STORED RECORDS:
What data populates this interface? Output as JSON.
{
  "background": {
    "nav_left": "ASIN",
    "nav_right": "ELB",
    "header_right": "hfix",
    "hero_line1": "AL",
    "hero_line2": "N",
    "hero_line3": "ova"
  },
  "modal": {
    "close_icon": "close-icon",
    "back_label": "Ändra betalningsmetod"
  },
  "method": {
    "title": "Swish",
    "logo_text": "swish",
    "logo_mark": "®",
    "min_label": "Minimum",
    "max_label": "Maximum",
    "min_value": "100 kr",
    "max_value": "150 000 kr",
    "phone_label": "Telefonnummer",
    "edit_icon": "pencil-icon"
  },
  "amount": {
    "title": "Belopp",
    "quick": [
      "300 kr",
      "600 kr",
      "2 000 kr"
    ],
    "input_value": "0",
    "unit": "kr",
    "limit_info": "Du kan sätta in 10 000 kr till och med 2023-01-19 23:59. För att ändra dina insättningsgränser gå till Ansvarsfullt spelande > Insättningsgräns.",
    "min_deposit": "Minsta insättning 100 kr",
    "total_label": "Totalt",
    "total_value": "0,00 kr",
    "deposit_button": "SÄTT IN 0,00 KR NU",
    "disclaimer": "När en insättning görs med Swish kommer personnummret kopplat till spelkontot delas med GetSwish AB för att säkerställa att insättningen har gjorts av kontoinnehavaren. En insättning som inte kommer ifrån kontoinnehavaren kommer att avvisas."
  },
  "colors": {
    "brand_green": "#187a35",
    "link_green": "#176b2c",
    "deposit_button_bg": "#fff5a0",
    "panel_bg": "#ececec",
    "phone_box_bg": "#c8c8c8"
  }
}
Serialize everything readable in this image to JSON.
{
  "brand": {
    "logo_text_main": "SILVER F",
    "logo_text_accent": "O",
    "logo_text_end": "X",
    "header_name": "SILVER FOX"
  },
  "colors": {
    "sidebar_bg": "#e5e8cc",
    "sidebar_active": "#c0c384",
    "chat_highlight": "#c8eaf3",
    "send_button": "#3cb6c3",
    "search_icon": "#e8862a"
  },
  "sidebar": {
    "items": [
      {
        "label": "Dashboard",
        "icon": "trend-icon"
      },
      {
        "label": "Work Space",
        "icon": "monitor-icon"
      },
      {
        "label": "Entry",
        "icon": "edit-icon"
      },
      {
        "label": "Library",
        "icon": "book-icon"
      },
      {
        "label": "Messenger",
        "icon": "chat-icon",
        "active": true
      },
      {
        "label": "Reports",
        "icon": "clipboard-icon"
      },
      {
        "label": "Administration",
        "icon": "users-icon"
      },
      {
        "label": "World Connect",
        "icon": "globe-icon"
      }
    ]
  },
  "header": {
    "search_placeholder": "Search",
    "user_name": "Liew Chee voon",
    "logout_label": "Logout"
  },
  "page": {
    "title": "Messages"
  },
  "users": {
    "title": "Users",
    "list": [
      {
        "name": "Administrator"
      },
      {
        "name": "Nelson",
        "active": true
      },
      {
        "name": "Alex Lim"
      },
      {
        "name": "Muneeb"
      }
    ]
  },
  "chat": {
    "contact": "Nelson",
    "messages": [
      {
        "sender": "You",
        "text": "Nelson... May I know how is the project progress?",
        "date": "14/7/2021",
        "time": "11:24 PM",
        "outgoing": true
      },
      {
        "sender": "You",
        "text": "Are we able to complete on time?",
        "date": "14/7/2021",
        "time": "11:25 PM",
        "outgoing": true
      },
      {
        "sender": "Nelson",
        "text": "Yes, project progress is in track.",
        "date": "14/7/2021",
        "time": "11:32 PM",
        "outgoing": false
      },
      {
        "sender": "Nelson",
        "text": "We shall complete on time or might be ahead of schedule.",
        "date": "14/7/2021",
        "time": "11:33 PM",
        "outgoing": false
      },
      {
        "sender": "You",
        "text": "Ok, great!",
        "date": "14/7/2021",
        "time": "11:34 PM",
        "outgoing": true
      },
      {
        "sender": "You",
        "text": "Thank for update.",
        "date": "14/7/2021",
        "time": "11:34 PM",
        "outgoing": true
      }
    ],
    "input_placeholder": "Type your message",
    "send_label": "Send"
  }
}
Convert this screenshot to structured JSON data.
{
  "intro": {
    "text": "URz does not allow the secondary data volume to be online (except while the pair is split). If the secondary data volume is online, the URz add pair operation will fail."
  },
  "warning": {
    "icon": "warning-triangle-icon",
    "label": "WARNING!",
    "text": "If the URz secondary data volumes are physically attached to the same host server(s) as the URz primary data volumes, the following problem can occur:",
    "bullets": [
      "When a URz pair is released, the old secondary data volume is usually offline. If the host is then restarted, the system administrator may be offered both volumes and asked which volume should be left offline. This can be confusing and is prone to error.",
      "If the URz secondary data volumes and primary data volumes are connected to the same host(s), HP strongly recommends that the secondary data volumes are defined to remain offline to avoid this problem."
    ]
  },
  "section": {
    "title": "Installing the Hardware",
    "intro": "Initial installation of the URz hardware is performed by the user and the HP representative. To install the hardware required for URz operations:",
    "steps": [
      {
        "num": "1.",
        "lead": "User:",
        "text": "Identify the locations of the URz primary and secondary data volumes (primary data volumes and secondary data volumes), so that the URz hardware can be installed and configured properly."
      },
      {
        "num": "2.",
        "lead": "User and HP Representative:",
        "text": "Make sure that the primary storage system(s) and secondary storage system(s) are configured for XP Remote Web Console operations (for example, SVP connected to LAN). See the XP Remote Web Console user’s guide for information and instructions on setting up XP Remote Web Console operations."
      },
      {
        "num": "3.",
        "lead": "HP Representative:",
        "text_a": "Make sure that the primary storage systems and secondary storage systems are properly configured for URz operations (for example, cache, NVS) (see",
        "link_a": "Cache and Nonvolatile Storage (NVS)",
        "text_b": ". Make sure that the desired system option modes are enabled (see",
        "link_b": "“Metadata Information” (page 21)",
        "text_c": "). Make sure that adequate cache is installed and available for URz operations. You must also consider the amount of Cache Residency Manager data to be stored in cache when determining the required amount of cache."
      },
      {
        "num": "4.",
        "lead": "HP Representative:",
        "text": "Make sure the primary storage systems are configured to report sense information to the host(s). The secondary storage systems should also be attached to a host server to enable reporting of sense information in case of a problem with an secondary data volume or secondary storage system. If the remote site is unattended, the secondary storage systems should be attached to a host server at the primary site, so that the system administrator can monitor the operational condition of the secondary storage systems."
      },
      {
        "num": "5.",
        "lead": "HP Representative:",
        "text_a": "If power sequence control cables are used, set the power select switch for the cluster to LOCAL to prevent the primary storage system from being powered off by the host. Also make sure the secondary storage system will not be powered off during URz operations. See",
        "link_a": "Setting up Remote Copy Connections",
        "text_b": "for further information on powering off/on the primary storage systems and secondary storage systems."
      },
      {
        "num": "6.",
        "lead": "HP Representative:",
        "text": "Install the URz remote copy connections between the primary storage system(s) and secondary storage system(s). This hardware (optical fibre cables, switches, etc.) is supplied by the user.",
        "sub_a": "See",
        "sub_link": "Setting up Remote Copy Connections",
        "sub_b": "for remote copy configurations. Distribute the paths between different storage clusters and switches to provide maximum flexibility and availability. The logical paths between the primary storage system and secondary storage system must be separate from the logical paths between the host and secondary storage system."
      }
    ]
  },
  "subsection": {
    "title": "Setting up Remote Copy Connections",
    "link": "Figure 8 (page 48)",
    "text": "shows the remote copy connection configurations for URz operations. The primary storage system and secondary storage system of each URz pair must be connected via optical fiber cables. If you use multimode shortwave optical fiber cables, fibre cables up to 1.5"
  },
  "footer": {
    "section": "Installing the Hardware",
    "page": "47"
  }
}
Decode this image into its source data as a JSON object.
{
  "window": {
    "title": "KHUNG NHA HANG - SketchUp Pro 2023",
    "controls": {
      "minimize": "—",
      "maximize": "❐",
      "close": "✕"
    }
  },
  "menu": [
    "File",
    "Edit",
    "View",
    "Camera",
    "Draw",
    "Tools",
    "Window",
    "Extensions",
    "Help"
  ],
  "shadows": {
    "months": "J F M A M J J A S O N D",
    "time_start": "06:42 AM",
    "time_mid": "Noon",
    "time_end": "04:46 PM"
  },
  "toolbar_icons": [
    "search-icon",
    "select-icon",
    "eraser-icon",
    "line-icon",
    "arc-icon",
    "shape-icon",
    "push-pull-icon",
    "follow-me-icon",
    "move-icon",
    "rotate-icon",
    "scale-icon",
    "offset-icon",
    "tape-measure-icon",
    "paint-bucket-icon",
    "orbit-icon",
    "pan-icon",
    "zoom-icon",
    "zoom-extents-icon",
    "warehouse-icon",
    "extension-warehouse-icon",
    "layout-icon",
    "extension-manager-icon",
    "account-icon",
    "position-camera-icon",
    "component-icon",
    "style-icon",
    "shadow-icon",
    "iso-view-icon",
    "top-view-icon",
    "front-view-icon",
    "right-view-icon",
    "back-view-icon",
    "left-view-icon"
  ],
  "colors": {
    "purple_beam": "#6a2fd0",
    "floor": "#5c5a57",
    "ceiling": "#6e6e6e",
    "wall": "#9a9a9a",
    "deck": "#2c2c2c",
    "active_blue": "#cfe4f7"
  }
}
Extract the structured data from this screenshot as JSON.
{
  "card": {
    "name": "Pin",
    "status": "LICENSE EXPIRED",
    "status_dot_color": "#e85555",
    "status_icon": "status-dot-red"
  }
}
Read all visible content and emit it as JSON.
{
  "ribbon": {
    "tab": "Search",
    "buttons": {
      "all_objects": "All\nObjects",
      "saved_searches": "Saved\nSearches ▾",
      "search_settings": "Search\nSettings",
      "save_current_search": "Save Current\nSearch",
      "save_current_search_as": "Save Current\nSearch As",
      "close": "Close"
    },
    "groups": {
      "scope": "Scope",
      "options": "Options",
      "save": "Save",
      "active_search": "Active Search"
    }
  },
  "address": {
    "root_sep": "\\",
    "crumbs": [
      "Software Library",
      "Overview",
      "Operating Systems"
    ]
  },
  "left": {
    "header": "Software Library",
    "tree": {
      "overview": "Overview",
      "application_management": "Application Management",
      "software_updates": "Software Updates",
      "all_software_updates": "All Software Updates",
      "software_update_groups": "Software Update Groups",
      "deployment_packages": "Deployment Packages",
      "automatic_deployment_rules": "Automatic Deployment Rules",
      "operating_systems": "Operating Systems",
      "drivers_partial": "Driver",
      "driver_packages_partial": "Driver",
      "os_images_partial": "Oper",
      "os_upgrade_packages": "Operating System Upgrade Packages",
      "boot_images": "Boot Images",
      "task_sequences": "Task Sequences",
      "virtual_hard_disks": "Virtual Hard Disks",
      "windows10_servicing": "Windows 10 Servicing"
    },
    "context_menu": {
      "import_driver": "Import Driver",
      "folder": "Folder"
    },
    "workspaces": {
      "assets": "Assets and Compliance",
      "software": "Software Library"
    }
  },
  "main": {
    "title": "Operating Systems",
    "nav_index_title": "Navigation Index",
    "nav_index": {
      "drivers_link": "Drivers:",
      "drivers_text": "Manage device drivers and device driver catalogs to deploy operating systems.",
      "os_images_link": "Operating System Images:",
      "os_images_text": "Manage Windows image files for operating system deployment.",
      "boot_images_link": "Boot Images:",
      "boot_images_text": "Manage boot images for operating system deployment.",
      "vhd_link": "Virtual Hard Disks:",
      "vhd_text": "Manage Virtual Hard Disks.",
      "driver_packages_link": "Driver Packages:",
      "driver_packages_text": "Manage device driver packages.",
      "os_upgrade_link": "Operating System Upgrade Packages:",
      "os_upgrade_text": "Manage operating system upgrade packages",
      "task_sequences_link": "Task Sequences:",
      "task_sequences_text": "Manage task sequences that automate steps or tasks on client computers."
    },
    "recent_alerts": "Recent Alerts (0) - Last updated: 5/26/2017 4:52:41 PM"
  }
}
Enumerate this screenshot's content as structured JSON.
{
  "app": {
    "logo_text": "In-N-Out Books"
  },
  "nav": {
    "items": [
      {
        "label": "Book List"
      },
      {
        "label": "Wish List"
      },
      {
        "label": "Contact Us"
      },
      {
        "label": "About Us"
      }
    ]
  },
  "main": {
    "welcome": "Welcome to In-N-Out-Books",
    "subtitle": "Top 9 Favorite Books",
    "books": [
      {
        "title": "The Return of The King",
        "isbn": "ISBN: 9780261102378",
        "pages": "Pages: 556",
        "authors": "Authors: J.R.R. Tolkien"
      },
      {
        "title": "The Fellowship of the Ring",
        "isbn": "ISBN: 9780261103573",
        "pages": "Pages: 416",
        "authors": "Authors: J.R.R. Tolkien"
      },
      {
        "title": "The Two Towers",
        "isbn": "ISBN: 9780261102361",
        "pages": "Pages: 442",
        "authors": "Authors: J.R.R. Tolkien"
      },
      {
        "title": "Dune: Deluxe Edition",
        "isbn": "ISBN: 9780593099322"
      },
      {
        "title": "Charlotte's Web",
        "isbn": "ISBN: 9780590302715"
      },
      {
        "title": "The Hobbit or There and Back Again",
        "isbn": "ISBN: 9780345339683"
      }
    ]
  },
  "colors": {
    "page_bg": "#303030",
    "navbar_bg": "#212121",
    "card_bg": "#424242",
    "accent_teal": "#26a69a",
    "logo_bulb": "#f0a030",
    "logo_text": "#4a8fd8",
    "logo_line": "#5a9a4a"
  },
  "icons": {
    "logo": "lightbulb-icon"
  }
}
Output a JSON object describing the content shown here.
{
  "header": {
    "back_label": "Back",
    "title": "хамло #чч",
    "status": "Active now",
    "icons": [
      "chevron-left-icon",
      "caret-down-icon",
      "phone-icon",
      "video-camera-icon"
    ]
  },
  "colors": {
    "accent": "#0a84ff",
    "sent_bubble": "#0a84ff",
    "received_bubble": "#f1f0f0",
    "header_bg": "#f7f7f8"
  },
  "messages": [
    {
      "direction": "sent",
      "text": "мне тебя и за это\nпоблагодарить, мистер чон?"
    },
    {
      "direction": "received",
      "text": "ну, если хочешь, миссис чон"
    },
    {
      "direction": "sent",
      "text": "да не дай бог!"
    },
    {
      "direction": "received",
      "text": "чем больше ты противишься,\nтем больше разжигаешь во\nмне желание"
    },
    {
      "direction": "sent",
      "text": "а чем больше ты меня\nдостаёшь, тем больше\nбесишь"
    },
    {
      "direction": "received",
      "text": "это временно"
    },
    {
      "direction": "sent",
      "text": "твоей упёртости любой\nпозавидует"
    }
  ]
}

WHAT YOU HAVE TO DO:
Starting with the line that contains "Output a JSON", return each line through the last one of the data above, exactly as written and nothing more.

ANSWER TO THIS TASK:
Output a JSON object describing the content shown here.
{
  "header": {
    "back_label": "Back",
    "title": "хамло #чч",
    "status": "Active now",
    "icons": [
      "chevron-left-icon",
      "caret-down-icon",
      "phone-icon",
      "video-camera-icon"
    ]
  },
  "colors": {
    "accent": "#0a84ff",
    "sent_bubble": "#0a84ff",
    "received_bubble": "#f1f0f0",
    "header_bg": "#f7f7f8"
  },
  "messages": [
    {
      "direction": "sent",
      "text": "мне тебя и за это\nпоблагодарить, мистер чон?"
    },
    {
      "direction": "received",
      "text": "ну, если хочешь, миссис чон"
    },
    {
      "direction": "sent",
      "text": "да не дай бог!"
    },
    {
      "direction": "received",
      "text": "чем больше ты противишься,\nтем больше разжигаешь во\nмне желание"
    },
    {
      "direction": "sent",
      "text": "а чем больше ты меня\nдостаёшь, тем больше\nбесишь"
    },
    {
      "direction": "received",
      "text": "это временно"
    },
    {
      "direction": "sent",
      "text": "твоей упёртости любой\nпозавидует"
    }
  ]
}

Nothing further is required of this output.